Items listed in a dataset

* Begin *

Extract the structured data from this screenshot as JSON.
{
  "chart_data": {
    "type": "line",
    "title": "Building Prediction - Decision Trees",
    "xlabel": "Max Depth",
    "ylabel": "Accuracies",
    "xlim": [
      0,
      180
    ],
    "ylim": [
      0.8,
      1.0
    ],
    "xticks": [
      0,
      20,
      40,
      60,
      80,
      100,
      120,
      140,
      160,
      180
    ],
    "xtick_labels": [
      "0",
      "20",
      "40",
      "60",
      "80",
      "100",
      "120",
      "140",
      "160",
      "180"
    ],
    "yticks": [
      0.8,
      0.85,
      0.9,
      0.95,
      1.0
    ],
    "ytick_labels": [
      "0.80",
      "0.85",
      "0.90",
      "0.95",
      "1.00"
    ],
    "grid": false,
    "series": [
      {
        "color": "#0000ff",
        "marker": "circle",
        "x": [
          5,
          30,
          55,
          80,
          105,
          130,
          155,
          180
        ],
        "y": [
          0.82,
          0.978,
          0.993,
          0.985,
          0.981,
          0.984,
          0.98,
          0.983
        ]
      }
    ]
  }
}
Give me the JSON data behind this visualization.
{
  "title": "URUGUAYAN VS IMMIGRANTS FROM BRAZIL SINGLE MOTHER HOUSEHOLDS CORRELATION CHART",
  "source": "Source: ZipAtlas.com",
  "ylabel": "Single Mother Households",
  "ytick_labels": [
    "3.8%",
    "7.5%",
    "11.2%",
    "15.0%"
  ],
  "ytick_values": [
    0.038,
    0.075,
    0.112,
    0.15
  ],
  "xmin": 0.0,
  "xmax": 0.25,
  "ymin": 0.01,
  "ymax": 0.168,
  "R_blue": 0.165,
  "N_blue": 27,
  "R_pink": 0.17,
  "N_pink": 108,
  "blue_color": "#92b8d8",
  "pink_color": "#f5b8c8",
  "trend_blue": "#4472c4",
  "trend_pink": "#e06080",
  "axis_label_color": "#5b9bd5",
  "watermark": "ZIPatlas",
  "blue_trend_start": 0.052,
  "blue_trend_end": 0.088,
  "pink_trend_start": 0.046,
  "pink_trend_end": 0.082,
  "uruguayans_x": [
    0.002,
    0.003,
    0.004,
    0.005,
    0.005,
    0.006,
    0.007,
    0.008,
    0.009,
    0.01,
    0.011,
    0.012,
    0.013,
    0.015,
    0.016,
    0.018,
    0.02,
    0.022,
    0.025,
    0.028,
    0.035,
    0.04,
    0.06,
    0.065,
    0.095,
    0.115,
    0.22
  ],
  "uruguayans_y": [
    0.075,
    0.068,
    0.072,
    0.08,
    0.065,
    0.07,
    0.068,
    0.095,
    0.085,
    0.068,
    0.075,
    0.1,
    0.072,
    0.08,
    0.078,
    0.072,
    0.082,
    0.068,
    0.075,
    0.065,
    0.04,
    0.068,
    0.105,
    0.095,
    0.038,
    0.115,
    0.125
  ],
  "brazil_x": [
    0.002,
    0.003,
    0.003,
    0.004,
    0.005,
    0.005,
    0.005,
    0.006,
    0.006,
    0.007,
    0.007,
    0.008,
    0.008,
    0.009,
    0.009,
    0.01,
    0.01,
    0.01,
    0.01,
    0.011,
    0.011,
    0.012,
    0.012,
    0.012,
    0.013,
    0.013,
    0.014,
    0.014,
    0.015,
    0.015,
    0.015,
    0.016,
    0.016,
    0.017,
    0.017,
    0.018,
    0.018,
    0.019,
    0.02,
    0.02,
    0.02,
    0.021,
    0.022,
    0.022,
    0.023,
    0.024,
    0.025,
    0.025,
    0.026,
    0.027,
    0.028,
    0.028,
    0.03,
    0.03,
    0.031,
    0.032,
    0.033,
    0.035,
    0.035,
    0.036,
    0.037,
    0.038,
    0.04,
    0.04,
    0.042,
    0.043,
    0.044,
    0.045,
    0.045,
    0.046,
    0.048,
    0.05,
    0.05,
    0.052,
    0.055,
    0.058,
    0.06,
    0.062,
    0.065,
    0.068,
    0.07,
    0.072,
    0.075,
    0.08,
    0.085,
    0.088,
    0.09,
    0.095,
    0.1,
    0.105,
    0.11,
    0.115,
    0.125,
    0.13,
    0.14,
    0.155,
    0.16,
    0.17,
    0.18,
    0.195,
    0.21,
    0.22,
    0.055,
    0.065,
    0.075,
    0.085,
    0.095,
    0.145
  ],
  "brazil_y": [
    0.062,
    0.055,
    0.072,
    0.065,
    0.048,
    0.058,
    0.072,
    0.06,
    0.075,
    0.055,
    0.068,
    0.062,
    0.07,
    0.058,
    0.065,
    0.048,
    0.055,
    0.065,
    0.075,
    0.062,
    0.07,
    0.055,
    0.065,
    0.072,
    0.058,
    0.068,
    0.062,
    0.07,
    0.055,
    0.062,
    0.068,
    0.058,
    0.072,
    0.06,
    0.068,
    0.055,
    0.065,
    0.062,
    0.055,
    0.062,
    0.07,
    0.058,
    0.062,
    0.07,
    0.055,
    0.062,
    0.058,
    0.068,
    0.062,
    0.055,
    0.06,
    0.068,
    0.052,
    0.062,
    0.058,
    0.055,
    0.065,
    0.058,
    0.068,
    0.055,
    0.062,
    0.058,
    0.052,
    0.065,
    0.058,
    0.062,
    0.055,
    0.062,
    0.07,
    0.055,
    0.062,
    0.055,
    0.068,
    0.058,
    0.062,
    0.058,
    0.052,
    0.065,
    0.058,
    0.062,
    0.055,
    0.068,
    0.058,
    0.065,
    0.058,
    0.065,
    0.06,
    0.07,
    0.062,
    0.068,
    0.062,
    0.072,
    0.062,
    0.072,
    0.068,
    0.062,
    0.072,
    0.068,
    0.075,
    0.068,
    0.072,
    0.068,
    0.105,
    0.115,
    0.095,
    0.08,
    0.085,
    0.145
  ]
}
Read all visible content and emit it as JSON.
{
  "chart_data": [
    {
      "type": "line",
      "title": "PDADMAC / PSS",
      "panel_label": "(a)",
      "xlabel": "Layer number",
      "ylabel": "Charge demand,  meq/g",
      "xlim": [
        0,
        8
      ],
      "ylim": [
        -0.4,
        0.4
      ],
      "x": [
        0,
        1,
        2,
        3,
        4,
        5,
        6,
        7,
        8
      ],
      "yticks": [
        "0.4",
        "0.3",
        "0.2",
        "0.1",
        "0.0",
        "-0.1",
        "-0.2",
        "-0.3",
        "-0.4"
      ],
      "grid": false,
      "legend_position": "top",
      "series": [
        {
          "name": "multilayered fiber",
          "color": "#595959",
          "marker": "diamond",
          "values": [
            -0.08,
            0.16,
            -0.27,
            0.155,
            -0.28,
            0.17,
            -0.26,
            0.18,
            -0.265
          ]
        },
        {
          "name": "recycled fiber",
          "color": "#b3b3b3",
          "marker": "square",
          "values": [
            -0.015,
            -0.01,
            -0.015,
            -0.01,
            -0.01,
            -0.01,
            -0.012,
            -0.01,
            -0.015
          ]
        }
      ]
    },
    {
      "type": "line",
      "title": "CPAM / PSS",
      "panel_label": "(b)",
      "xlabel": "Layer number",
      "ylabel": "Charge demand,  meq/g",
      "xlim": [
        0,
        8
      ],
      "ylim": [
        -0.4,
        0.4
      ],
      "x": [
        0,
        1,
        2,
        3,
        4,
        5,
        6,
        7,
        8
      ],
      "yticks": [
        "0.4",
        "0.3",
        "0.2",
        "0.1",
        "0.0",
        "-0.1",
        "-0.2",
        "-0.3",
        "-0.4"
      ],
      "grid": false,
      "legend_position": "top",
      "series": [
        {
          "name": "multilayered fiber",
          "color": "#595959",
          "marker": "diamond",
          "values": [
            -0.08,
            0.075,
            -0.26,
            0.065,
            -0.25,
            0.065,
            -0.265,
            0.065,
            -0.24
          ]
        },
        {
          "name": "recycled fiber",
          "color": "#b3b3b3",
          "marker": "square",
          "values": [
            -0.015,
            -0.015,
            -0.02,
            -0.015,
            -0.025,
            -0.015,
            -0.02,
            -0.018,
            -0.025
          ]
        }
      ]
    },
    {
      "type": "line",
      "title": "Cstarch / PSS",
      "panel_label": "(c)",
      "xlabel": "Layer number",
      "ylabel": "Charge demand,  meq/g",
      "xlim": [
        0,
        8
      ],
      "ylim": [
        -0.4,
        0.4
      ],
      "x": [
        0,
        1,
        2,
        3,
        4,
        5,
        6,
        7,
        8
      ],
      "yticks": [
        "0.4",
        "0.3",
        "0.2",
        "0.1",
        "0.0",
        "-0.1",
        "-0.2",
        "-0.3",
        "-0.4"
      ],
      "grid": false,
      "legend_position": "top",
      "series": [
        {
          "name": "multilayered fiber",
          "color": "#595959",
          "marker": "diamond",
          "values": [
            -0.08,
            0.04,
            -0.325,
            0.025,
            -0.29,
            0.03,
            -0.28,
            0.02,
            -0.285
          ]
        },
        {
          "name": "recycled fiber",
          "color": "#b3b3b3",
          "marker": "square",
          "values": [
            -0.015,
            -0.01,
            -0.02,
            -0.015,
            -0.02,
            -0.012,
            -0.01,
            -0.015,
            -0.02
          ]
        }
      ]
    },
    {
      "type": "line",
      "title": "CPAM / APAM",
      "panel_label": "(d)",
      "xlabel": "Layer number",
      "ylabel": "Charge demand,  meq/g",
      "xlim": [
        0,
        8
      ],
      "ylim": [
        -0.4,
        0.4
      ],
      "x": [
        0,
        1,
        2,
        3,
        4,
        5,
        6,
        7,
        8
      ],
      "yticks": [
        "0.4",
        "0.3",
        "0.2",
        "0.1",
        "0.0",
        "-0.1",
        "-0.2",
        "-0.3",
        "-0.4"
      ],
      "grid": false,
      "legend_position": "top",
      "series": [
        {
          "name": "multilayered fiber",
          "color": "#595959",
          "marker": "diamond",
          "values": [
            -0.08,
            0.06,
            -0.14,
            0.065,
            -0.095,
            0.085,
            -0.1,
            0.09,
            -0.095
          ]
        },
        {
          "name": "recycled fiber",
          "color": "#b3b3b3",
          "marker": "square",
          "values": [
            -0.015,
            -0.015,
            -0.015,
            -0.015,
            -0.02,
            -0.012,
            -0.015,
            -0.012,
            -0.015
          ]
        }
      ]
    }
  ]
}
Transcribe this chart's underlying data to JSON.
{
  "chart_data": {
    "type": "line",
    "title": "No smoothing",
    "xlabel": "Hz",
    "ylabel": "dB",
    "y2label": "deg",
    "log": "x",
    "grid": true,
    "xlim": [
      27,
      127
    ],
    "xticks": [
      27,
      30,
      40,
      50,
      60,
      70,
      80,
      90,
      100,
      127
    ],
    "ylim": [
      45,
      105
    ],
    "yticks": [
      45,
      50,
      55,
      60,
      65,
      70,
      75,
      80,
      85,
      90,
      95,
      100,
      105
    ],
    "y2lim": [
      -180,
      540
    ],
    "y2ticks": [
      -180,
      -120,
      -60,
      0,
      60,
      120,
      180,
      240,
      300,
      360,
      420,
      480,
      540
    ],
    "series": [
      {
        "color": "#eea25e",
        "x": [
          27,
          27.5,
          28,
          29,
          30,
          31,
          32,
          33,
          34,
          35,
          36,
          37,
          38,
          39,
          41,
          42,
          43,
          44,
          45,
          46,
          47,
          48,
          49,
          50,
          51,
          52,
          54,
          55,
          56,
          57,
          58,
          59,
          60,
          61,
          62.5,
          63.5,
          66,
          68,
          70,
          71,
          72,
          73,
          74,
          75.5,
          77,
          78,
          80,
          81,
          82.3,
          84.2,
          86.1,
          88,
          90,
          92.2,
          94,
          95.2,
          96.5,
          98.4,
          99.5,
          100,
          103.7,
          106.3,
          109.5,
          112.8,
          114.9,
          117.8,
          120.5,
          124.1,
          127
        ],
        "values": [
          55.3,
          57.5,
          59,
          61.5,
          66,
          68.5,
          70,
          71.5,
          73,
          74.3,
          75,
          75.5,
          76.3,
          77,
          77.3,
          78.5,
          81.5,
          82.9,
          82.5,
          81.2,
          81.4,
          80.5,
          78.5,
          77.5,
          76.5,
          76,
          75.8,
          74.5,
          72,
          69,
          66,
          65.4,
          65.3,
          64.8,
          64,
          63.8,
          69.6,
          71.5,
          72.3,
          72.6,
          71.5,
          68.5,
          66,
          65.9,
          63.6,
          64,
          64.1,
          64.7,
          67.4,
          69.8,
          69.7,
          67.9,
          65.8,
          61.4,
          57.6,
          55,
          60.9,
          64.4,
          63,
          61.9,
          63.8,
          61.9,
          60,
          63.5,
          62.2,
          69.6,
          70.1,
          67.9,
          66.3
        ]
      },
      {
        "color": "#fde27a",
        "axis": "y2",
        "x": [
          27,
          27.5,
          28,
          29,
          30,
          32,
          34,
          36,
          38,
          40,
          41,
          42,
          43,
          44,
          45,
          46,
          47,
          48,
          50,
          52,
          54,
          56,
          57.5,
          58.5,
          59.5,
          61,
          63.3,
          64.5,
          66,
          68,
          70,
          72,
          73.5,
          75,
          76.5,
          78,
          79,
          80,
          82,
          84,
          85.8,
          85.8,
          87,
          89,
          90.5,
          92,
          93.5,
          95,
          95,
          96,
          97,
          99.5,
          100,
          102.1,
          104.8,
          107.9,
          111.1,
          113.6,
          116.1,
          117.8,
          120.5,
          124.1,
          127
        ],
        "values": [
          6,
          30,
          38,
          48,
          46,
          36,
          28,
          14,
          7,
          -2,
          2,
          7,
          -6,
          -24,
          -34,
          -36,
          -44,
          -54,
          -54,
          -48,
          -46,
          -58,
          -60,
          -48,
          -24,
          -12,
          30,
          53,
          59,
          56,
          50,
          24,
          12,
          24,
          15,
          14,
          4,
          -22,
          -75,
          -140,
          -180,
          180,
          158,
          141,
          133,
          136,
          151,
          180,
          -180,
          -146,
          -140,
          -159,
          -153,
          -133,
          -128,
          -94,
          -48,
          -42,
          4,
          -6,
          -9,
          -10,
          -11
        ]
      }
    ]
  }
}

* End *

**PROBLEM STATEMENT**
Pick out each line that holds the string "this".

**COMPLETE ANSWER**
Extract the structured data from this screenshot as JSON.
Give me the JSON data behind this visualization.
Transcribe this chart's underlying data to JSON.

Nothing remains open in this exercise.